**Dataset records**
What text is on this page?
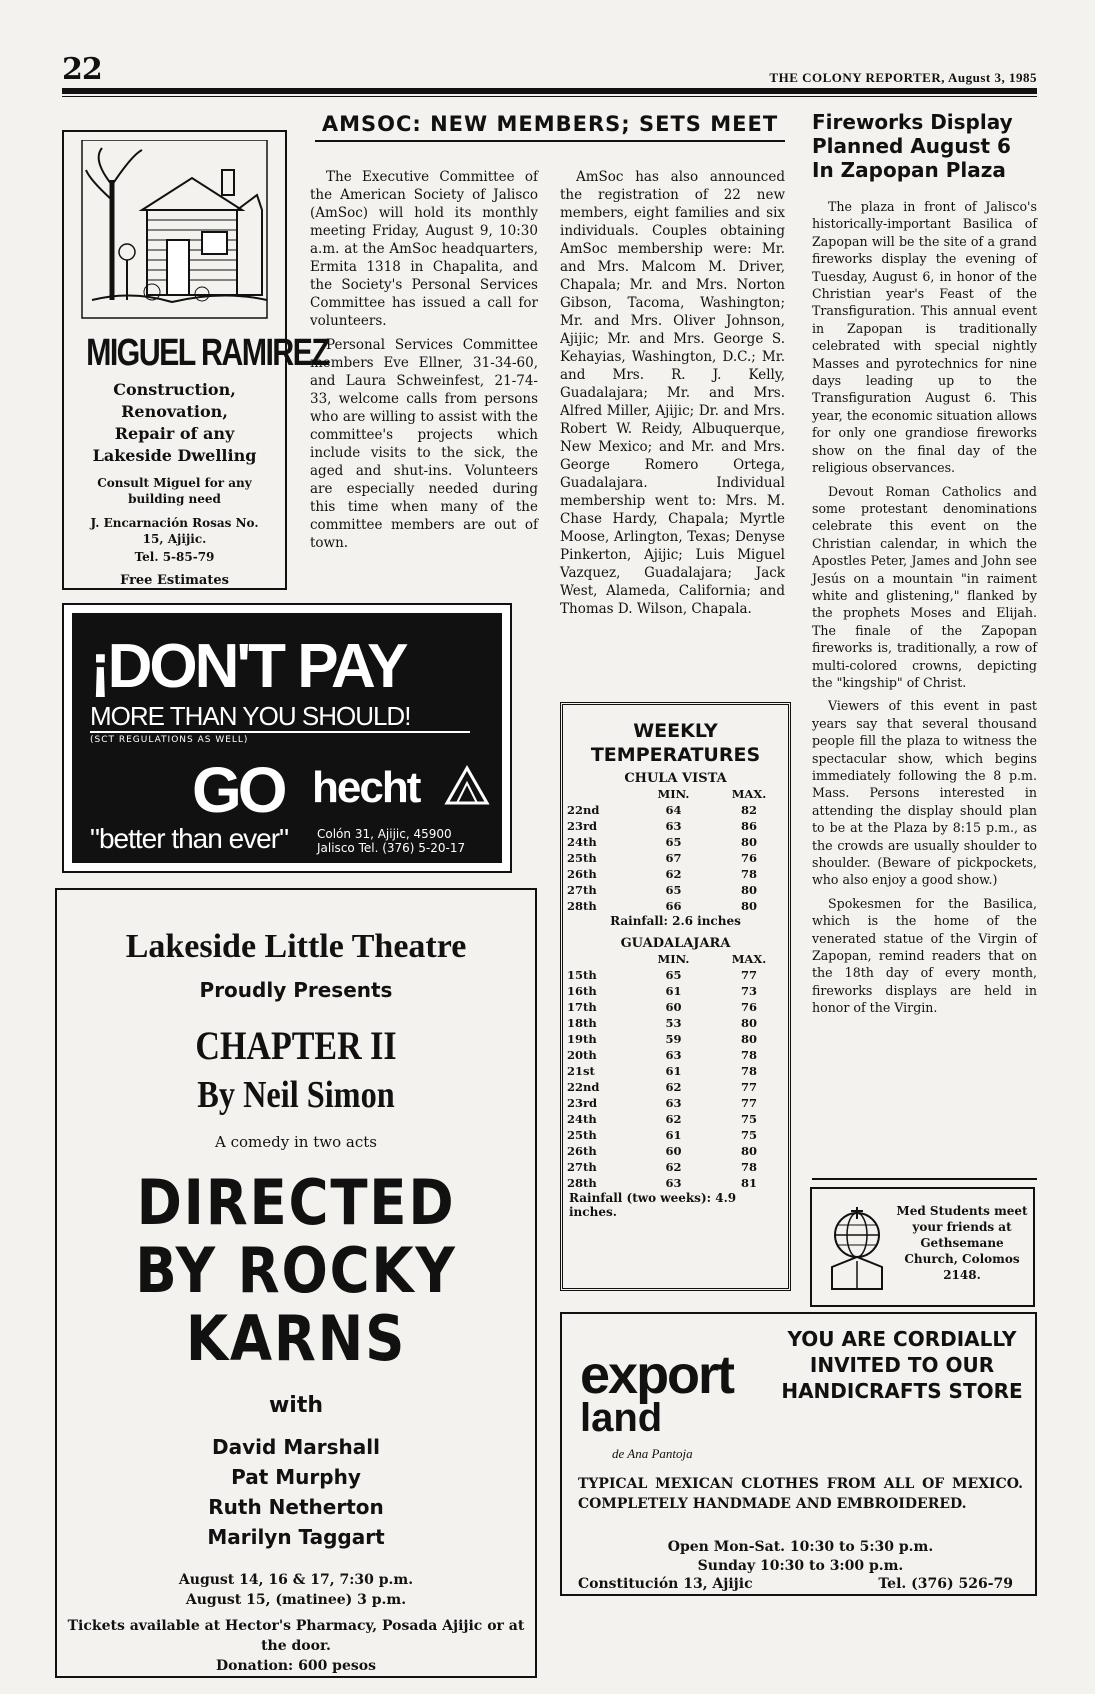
22	THE COLONY REPORTER, August 3, 1985
AMSOC: NEW MEMBERS; SETS MEET

The Executive Committee of the American Society of Jalisco (AmSoc) will hold its monthly meeting Friday, August 9, 10:30 a.m. at the AmSoc headquarters, Ermita 1318 in Chapalita, and the Society's Personal Services Committee has issued a call for volunteers.

Personal Services Committee members Eve Ellner, 31-34-60, and Laura Schweinfest, 21-74-33, welcome calls from persons who are willing to assist with the committee's projects which include visits to the sick, the aged and shut-ins. Volunteers are especially needed during this time when many of the committee members are out of town.

AmSoc has also announced the registration of 22 new members, eight families and six individuals. Couples obtaining AmSoc membership were: Mr. and Mrs. Malcom M. Driver, Chapala; Mr. and Mrs. Norton Gibson, Tacoma, Washington; Mr. and Mrs. Oliver Johnson, Ajijic; Mr. and Mrs. George S. Kehayias, Washington, D.C.; Mr. and Mrs. R. J. Kelly, Guadalajara; Mr. and Mrs. Alfred Miller, Ajijic; Dr. and Mrs. Robert W. Reidy, Albuquerque, New Mexico; and Mr. and Mrs. George Romero Ortega, Guadalajara. Individual membership went to: Mrs. M. Chase Hardy, Chapala; Myrtle Moose, Arlington, Texas; Denyse Pinkerton, Ajijic; Luis Miguel Vazquez, Guadalajara; Jack West, Alameda, California; and Thomas D. Wilson, Chapala.

Fireworks Display Planned August 6 In Zapopan Plaza

The plaza in front of Jalisco's historically-important Basilica of Zapopan will be the site of a grand fireworks display the evening of Tuesday, August 6, in honor of the Christian year's Feast of the Transfiguration. This annual event in Zapopan is traditionally celebrated with special nightly Masses and pyrotechnics for nine days leading up to the Transfiguration August 6. This year, the economic situation allows for only one grandiose fireworks show on the final day of the religious observances.

Devout Roman Catholics and some protestant denominations celebrate this event on the Christian calendar, in which the Apostles Peter, James and John see Jesús on a mountain "in raiment white and glistening," flanked by the prophets Moses and Elijah. The finale of the Zapopan fireworks is, traditionally, a row of multi-colored crowns, depicting the "kingship" of Christ.

Viewers of this event in past years say that several thousand people fill the plaza to witness the spectacular show, which begins immediately following the 8 p.m. Mass. Persons interested in attending the display should plan to be at the Plaza by 8:15 p.m., as the crowds are usually shoulder to shoulder. (Beware of pickpockets, who also enjoy a good show.)

Spokesmen for the Basilica, which is the home of the venerated statue of the Virgin of Zapopan, remind readers that on the 18th day of every month, fireworks displays are held in honor of the Virgin.

MIGUEL RAMIREZ
Construction, Renovation, Repair of any Lakeside Dwelling
Consult Miguel for any building need
J. Encarnación Rosas No. 15, Ajijic.
Tel. 5-85-79
Free Estimates
¡DON'T PAY
MORE THAN YOU SHOULD!
(SCT REGULATIONS AS WELL)
GO hecht
"better than ever" Colón 31, Ajijic, 45900
Jalisco Tel. (376) 5-20-17
Lakeside Little Theatre
Proudly Presents
CHAPTER II
By Neil Simon
A comedy in two acts
DIRECTED BY ROCKY KARNS
with
David Marshall
Pat Murphy
Ruth Netherton
Marilyn Taggart
August 14, 16 & 17, 7:30 p.m.
August 15, (matinee) 3 p.m.
Tickets available at Hector's Pharmacy, Posada Ajijic or at the door.
Donation: 600 pesos
WEEKLY
TEMPERATURES
CHULA VISTA
	MIN.	MAX.
22nd	64	82
23rd	63	86
24th	65	80
25th	67	76
26th	62	78
27th	65	80
28th	66	80
Rainfall: 2.6 inches
GUADALAJARA
	MIN.	MAX.
15th	65	77
16th	61	73
17th	60	76
18th	53	80
19th	59	80
20th	63	78
21st	61	78
22nd	62	77
23rd	63	77
24th	62	75
25th	61	75
26th	60	80
27th	62	78
28th	63	81
Rainfall (two weeks): 4.9 inches.	Med Students meet your friends at Gethsemane Church, Colomos 2148.
export
land
de Ana Pantoja
YOU ARE CORDIALLY INVITED TO OUR HANDICRAFTS STORE
TYPICAL MEXICAN CLOTHES FROM ALL OF MEXICO. COMPLETELY HANDMADE AND EMBROIDERED.
Open Mon-Sat. 10:30 to 5:30 p.m.
Sunday 10:30 to 3:00 p.m.
Constitución 13, Ajijic	Tel. (376) 526-79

**Instructions for the task**
Scan the material above. Copy each line that holds the word "traditionally".

**Task solution**
The plaza in front of Jalisco's historically-important Basilica of Zapopan will be the site of a grand fireworks display the evening of Tuesday, August 6, in honor of the Christian year's Feast of the Transfiguration. This annual event in Zapopan is traditionally celebrated with special nightly Masses and pyrotechnics for nine days leading up to the Transfiguration August 6. This year, the economic situation allows for only one grandiose fireworks show on the final day of the religious observances.
Devout Roman Catholics and some protestant denominations celebrate this event on the Christian calendar, in which the Apostles Peter, James and John see Jesús on a mountain "in raiment white and glistening," flanked by the prophets Moses and Elijah. The finale of the Zapopan fireworks is, traditionally, a row of multi-colored crowns, depicting the "kingship" of Christ.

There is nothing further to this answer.